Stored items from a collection
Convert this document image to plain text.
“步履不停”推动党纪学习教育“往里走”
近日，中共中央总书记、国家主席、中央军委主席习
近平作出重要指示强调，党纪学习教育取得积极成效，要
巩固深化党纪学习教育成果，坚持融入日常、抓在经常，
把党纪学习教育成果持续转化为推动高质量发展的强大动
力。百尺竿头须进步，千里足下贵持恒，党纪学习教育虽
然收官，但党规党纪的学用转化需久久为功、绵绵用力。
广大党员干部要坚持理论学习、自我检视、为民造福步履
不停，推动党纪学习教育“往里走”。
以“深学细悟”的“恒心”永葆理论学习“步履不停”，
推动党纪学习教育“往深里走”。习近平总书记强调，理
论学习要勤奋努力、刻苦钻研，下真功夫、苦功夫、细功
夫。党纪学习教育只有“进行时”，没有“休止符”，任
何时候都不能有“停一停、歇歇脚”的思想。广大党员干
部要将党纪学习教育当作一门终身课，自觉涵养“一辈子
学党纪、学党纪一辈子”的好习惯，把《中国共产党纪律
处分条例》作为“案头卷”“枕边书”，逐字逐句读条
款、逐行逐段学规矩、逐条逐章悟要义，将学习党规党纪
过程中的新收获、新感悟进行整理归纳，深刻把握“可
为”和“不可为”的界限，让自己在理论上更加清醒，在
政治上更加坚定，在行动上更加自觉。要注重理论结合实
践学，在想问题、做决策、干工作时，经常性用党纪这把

==

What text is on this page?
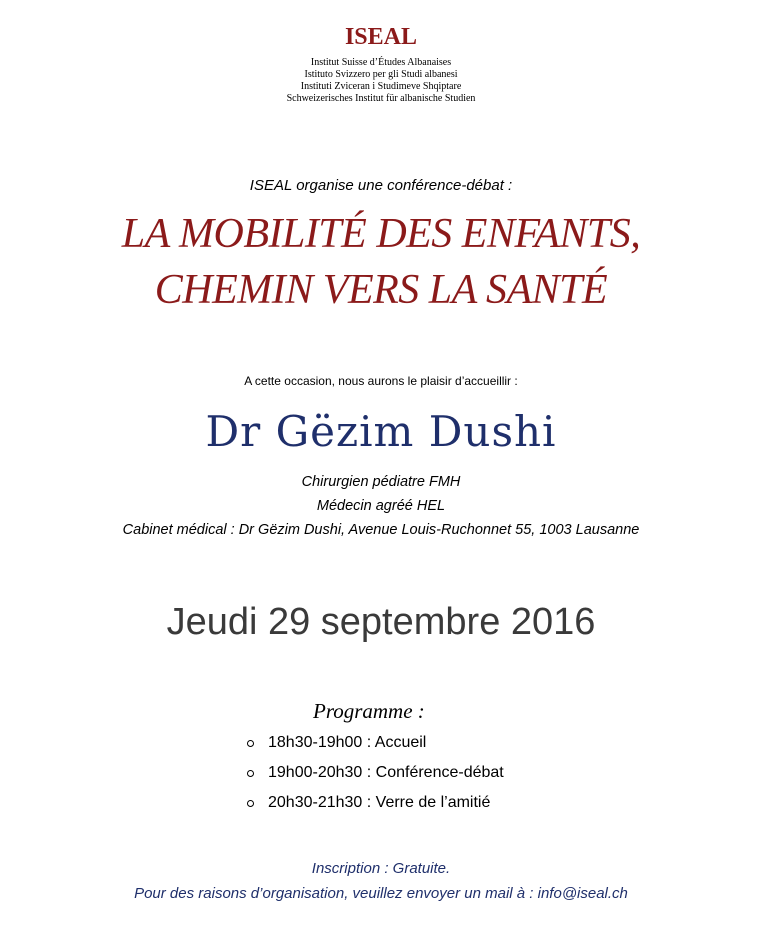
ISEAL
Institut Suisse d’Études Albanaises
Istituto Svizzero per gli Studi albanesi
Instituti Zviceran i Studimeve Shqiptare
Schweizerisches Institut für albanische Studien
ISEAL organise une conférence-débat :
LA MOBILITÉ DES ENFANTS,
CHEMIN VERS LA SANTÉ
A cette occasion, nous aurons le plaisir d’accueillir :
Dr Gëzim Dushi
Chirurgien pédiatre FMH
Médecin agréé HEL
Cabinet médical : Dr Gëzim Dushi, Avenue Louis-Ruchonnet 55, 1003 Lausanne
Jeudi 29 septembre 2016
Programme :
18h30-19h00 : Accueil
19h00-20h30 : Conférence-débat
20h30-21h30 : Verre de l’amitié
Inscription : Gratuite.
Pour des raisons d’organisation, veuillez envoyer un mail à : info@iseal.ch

[Exercise objective]
Scan the material above. Return every line containing the string "this".

[Written response]
Convert this document image to plain text.
What text is on this page?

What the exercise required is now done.